_TO BE DONE:_
Scan the data for "first" and copy the lines it appears in.

━━━━━━

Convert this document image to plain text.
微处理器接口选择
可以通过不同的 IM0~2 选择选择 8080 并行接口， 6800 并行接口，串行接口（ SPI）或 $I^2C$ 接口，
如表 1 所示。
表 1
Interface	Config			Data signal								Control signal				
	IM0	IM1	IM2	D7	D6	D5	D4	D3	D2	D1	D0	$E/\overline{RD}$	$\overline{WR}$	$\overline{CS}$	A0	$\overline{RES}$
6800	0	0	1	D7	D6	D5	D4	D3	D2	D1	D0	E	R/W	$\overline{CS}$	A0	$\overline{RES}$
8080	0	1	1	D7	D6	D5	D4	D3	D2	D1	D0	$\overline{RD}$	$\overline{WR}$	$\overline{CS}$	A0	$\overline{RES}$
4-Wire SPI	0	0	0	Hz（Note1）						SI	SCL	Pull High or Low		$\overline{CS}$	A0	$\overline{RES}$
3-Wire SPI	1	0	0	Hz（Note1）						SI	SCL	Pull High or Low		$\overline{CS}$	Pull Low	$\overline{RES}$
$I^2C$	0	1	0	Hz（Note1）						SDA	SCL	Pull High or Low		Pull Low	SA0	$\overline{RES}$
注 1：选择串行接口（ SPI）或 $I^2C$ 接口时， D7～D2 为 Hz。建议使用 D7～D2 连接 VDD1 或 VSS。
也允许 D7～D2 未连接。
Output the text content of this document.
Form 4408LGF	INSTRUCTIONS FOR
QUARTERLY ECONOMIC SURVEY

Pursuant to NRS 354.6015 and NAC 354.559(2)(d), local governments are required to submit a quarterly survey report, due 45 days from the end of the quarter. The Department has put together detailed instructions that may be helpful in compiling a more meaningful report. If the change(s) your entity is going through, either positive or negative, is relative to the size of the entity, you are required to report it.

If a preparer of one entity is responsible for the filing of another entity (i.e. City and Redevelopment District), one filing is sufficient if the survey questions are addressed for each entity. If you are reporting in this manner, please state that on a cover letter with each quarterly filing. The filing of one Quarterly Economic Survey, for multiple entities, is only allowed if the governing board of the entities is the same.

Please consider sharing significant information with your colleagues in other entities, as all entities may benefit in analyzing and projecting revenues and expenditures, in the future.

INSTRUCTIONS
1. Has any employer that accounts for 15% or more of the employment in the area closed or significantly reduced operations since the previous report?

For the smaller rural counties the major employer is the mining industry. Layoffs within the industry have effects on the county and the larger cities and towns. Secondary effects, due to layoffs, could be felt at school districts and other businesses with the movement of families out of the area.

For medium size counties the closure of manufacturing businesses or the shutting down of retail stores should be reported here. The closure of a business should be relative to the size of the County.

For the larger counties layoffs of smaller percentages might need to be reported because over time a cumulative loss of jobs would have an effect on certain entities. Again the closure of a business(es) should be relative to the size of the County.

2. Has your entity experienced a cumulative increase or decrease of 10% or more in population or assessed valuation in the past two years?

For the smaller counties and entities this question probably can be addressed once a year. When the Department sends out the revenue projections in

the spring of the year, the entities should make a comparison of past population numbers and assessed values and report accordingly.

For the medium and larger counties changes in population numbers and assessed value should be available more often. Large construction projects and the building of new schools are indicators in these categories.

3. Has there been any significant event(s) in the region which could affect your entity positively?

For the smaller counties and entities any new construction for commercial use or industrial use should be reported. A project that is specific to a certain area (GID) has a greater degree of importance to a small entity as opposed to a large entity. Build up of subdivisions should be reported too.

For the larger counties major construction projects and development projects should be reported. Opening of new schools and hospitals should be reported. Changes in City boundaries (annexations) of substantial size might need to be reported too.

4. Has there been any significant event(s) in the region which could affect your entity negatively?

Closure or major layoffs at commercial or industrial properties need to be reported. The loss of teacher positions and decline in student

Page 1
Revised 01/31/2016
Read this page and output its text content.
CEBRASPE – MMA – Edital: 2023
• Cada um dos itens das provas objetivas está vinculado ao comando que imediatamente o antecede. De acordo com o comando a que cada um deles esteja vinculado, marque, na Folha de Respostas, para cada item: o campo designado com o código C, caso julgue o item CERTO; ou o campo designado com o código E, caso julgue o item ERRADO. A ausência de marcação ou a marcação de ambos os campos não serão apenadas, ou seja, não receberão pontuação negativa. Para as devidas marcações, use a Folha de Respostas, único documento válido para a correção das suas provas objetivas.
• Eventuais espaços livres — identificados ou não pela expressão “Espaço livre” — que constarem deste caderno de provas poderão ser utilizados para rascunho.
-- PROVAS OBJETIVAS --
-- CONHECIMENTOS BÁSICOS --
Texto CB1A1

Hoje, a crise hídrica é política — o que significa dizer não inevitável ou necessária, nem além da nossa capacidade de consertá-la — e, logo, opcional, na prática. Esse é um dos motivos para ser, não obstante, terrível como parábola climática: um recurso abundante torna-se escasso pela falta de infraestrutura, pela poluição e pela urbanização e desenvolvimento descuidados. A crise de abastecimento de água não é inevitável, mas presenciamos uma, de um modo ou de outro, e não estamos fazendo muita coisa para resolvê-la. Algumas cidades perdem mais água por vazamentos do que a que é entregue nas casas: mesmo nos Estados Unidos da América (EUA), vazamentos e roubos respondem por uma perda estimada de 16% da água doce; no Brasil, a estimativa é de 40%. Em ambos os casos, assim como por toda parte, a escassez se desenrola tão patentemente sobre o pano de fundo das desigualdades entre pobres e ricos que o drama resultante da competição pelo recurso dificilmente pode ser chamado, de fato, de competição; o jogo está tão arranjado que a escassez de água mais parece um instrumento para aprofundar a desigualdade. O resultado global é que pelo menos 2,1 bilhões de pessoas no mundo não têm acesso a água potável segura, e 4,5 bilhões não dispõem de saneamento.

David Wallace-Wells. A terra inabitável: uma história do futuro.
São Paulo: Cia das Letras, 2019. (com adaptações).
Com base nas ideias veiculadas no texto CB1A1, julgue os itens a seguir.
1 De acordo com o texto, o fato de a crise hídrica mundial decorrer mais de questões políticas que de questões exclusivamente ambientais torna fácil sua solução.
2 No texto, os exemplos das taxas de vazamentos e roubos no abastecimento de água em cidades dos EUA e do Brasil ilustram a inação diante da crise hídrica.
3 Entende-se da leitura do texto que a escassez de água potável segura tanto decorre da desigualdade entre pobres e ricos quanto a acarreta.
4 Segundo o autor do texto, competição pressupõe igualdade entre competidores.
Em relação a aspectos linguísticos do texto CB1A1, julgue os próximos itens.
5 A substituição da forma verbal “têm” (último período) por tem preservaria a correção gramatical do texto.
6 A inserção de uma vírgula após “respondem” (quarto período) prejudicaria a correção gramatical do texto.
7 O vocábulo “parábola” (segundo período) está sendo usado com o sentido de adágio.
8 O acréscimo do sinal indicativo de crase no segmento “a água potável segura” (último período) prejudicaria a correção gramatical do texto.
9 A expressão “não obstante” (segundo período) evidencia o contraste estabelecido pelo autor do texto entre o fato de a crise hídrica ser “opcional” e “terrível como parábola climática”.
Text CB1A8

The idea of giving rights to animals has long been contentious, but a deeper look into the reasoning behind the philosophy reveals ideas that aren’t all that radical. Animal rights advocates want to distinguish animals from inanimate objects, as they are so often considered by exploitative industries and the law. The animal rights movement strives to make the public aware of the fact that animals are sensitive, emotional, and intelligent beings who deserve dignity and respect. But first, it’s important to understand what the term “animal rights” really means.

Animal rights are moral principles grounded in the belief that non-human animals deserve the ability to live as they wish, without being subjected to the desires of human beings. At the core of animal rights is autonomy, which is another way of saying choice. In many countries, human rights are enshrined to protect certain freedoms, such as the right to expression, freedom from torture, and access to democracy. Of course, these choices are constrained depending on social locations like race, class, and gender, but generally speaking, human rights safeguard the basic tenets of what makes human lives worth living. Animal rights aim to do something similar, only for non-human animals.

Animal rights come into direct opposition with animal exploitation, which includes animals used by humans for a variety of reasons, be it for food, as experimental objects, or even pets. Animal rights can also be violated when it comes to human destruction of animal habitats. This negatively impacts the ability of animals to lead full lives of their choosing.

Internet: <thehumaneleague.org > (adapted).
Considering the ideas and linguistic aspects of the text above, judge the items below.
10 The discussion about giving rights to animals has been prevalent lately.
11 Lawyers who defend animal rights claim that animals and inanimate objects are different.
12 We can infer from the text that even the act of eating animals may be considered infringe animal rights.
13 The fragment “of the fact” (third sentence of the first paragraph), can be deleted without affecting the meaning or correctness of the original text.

━━━━━━

_REPLY:_
The idea of giving rights to animals has long been contentious, but a deeper look into the reasoning behind the philosophy reveals ideas that aren’t all that radical. Animal rights advocates want to distinguish animals from inanimate objects, as they are so often considered by exploitative industries and the law. The animal rights movement strives to make the public aware of the fact that animals are sensitive, emotional, and intelligent beings who deserve dignity and respect. But first, it’s important to understand what the term “animal rights” really means.
13 The fragment “of the fact” (third sentence of the first paragraph), can be deleted without affecting the meaning or correctness of the original text.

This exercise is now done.